▶ **Data for processing**
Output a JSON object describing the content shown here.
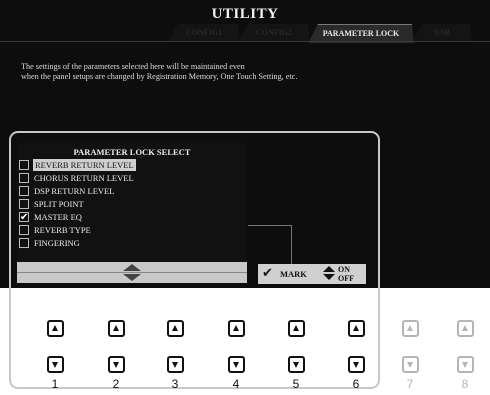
{
  "screen": {
    "title": "UTILITY",
    "tabs": [
      "CONFIG1",
      "CONFIG2",
      "PARAMETER LOCK",
      "USB"
    ],
    "active_tab": "PARAMETER LOCK",
    "description": [
      "The settings of the parameters selected here will be maintained even",
      "when the panel setups are changed by Registration Memory, One Touch Setting, etc."
    ]
  },
  "lock_select": {
    "title": "PARAMETER LOCK SELECT",
    "items": [
      {
        "label": "REVERB RETURN LEVEL",
        "checked": false,
        "highlighted": true
      },
      {
        "label": "CHORUS RETURN LEVEL",
        "checked": false,
        "highlighted": false
      },
      {
        "label": "DSP RETURN LEVEL",
        "checked": false,
        "highlighted": false
      },
      {
        "label": "SPLIT POINT",
        "checked": false,
        "highlighted": false
      },
      {
        "label": "MASTER EQ",
        "checked": true,
        "highlighted": false
      },
      {
        "label": "REVERB TYPE",
        "checked": false,
        "highlighted": false
      },
      {
        "label": "FINGERING",
        "checked": false,
        "highlighted": false
      }
    ]
  },
  "mark_bar": {
    "mark_label": "MARK",
    "on_label": "ON",
    "off_label": "OFF"
  },
  "buttons": {
    "numbers": [
      "1",
      "2",
      "3",
      "4",
      "5",
      "6",
      "7",
      "8"
    ],
    "active_count": 6
  },
  "colors": {
    "screen_bg": "#0d0d0d",
    "highlight": "#cfcfcf",
    "frame": "#c8c8c8",
    "inactive_button": "#b5b5b5"
  }
}
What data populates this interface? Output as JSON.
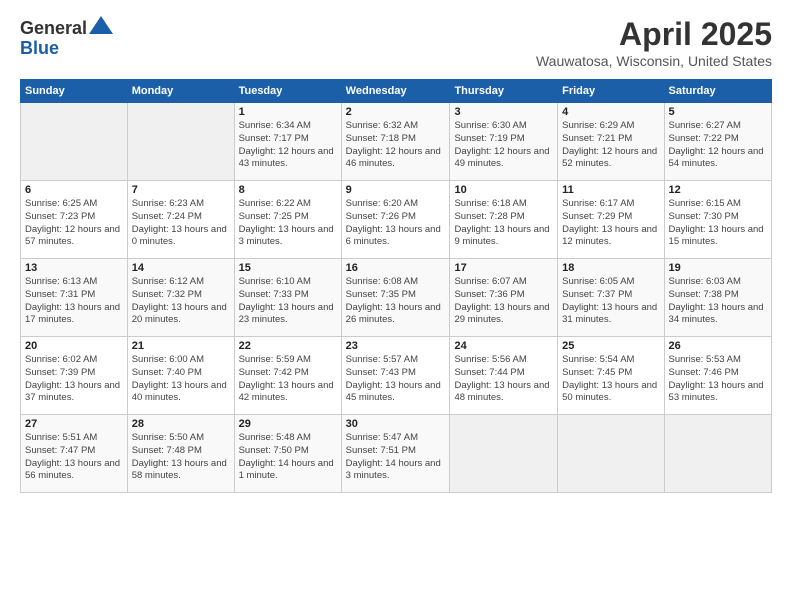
{
  "logo": {
    "general": "General",
    "blue": "Blue"
  },
  "header": {
    "month_year": "April 2025",
    "location": "Wauwatosa, Wisconsin, United States"
  },
  "weekdays": [
    "Sunday",
    "Monday",
    "Tuesday",
    "Wednesday",
    "Thursday",
    "Friday",
    "Saturday"
  ],
  "weeks": [
    [
      {
        "day": "",
        "info": ""
      },
      {
        "day": "",
        "info": ""
      },
      {
        "day": "1",
        "info": "Sunrise: 6:34 AM\nSunset: 7:17 PM\nDaylight: 12 hours and 43 minutes."
      },
      {
        "day": "2",
        "info": "Sunrise: 6:32 AM\nSunset: 7:18 PM\nDaylight: 12 hours and 46 minutes."
      },
      {
        "day": "3",
        "info": "Sunrise: 6:30 AM\nSunset: 7:19 PM\nDaylight: 12 hours and 49 minutes."
      },
      {
        "day": "4",
        "info": "Sunrise: 6:29 AM\nSunset: 7:21 PM\nDaylight: 12 hours and 52 minutes."
      },
      {
        "day": "5",
        "info": "Sunrise: 6:27 AM\nSunset: 7:22 PM\nDaylight: 12 hours and 54 minutes."
      }
    ],
    [
      {
        "day": "6",
        "info": "Sunrise: 6:25 AM\nSunset: 7:23 PM\nDaylight: 12 hours and 57 minutes."
      },
      {
        "day": "7",
        "info": "Sunrise: 6:23 AM\nSunset: 7:24 PM\nDaylight: 13 hours and 0 minutes."
      },
      {
        "day": "8",
        "info": "Sunrise: 6:22 AM\nSunset: 7:25 PM\nDaylight: 13 hours and 3 minutes."
      },
      {
        "day": "9",
        "info": "Sunrise: 6:20 AM\nSunset: 7:26 PM\nDaylight: 13 hours and 6 minutes."
      },
      {
        "day": "10",
        "info": "Sunrise: 6:18 AM\nSunset: 7:28 PM\nDaylight: 13 hours and 9 minutes."
      },
      {
        "day": "11",
        "info": "Sunrise: 6:17 AM\nSunset: 7:29 PM\nDaylight: 13 hours and 12 minutes."
      },
      {
        "day": "12",
        "info": "Sunrise: 6:15 AM\nSunset: 7:30 PM\nDaylight: 13 hours and 15 minutes."
      }
    ],
    [
      {
        "day": "13",
        "info": "Sunrise: 6:13 AM\nSunset: 7:31 PM\nDaylight: 13 hours and 17 minutes."
      },
      {
        "day": "14",
        "info": "Sunrise: 6:12 AM\nSunset: 7:32 PM\nDaylight: 13 hours and 20 minutes."
      },
      {
        "day": "15",
        "info": "Sunrise: 6:10 AM\nSunset: 7:33 PM\nDaylight: 13 hours and 23 minutes."
      },
      {
        "day": "16",
        "info": "Sunrise: 6:08 AM\nSunset: 7:35 PM\nDaylight: 13 hours and 26 minutes."
      },
      {
        "day": "17",
        "info": "Sunrise: 6:07 AM\nSunset: 7:36 PM\nDaylight: 13 hours and 29 minutes."
      },
      {
        "day": "18",
        "info": "Sunrise: 6:05 AM\nSunset: 7:37 PM\nDaylight: 13 hours and 31 minutes."
      },
      {
        "day": "19",
        "info": "Sunrise: 6:03 AM\nSunset: 7:38 PM\nDaylight: 13 hours and 34 minutes."
      }
    ],
    [
      {
        "day": "20",
        "info": "Sunrise: 6:02 AM\nSunset: 7:39 PM\nDaylight: 13 hours and 37 minutes."
      },
      {
        "day": "21",
        "info": "Sunrise: 6:00 AM\nSunset: 7:40 PM\nDaylight: 13 hours and 40 minutes."
      },
      {
        "day": "22",
        "info": "Sunrise: 5:59 AM\nSunset: 7:42 PM\nDaylight: 13 hours and 42 minutes."
      },
      {
        "day": "23",
        "info": "Sunrise: 5:57 AM\nSunset: 7:43 PM\nDaylight: 13 hours and 45 minutes."
      },
      {
        "day": "24",
        "info": "Sunrise: 5:56 AM\nSunset: 7:44 PM\nDaylight: 13 hours and 48 minutes."
      },
      {
        "day": "25",
        "info": "Sunrise: 5:54 AM\nSunset: 7:45 PM\nDaylight: 13 hours and 50 minutes."
      },
      {
        "day": "26",
        "info": "Sunrise: 5:53 AM\nSunset: 7:46 PM\nDaylight: 13 hours and 53 minutes."
      }
    ],
    [
      {
        "day": "27",
        "info": "Sunrise: 5:51 AM\nSunset: 7:47 PM\nDaylight: 13 hours and 56 minutes."
      },
      {
        "day": "28",
        "info": "Sunrise: 5:50 AM\nSunset: 7:48 PM\nDaylight: 13 hours and 58 minutes."
      },
      {
        "day": "29",
        "info": "Sunrise: 5:48 AM\nSunset: 7:50 PM\nDaylight: 14 hours and 1 minute."
      },
      {
        "day": "30",
        "info": "Sunrise: 5:47 AM\nSunset: 7:51 PM\nDaylight: 14 hours and 3 minutes."
      },
      {
        "day": "",
        "info": ""
      },
      {
        "day": "",
        "info": ""
      },
      {
        "day": "",
        "info": ""
      }
    ]
  ]
}
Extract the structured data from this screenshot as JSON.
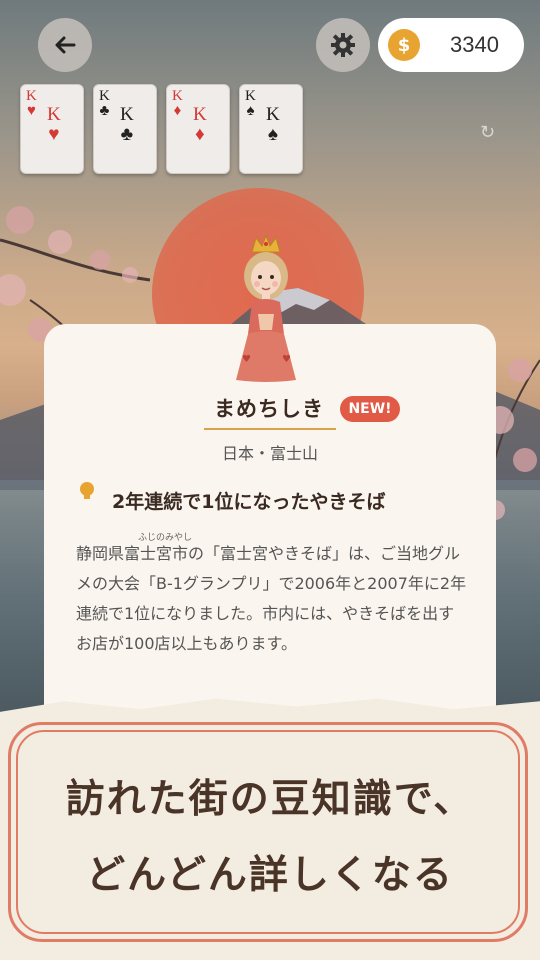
{
  "header": {
    "back_icon": "arrow-left-icon",
    "settings_icon": "gear-icon",
    "coin_symbol": "$",
    "coin_count": "3340"
  },
  "cards": [
    {
      "rank": "K",
      "suit": "♥",
      "color": "red"
    },
    {
      "rank": "K",
      "suit": "♣",
      "color": "black"
    },
    {
      "rank": "K",
      "suit": "♦",
      "color": "red"
    },
    {
      "rank": "K",
      "suit": "♠",
      "color": "black"
    }
  ],
  "refresh_icon": "↻",
  "character": {
    "name": "まめちしき",
    "badge": "NEW!"
  },
  "location": "日本・富士山",
  "fact": {
    "title": "2年連続で1位になったやきそば",
    "ruby": "ふじのみやし",
    "body": "静岡県富士宮市の「富士宮やきそば」は、ご当地グルメの大会「B-1グランプリ」で2006年と2007年に2年連続で1位になりました。市内には、やきそばを出すお店が100店以上もあります。"
  },
  "banner": {
    "line1": "訪れた街の豆知識で、",
    "line2": "どんどん詳しくなる"
  },
  "colors": {
    "accent": "#e05a46",
    "coin": "#e8a431",
    "frame": "#e07c66"
  }
}
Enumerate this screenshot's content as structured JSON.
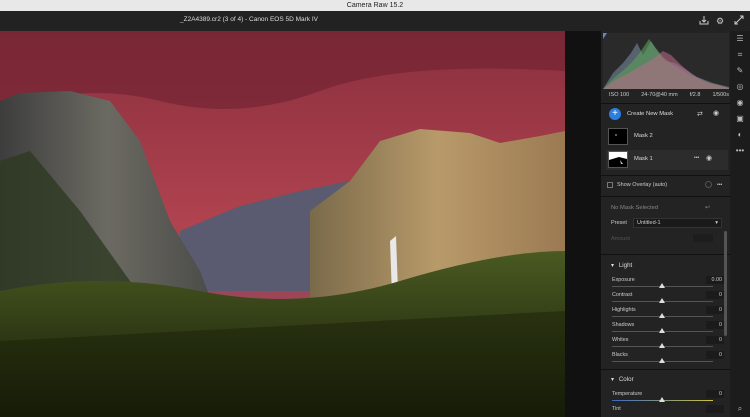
{
  "app": {
    "title": "Camera Raw 15.2"
  },
  "file": {
    "title": "_Z2A4389.cr2 (3 of 4)  -  Canon EOS 5D Mark IV"
  },
  "exif": {
    "iso": "ISO 100",
    "lens": "24-70@40 mm",
    "aperture": "f/2.8",
    "shutter": "1/500s"
  },
  "masks": {
    "create_label": "Create New Mask",
    "items": [
      {
        "label": "Mask 2"
      },
      {
        "label": "Mask 1"
      }
    ],
    "overlay_label": "Show Overlay (auto)",
    "no_mask_label": "No Mask Selected",
    "preset_label": "Preset",
    "preset_value": "Untitled-1",
    "amount_label": "Amount"
  },
  "light": {
    "title": "Light",
    "sliders": [
      {
        "label": "Exposure",
        "value": "0.00"
      },
      {
        "label": "Contrast",
        "value": "0"
      },
      {
        "label": "Highlights",
        "value": "0"
      },
      {
        "label": "Shadows",
        "value": "0"
      },
      {
        "label": "Whites",
        "value": "0"
      },
      {
        "label": "Blacks",
        "value": "0"
      }
    ]
  },
  "color": {
    "title": "Color",
    "sliders": [
      {
        "label": "Temperature",
        "value": "0"
      },
      {
        "label": "Tint",
        "value": ""
      }
    ]
  },
  "icons": {
    "collapse": "▾",
    "more": "•••",
    "eye": "◉"
  }
}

▶ **What to do**
From the data above, count the lines where "structured" occurs and give that figure and nothing else.

▶ **Correct answer**
2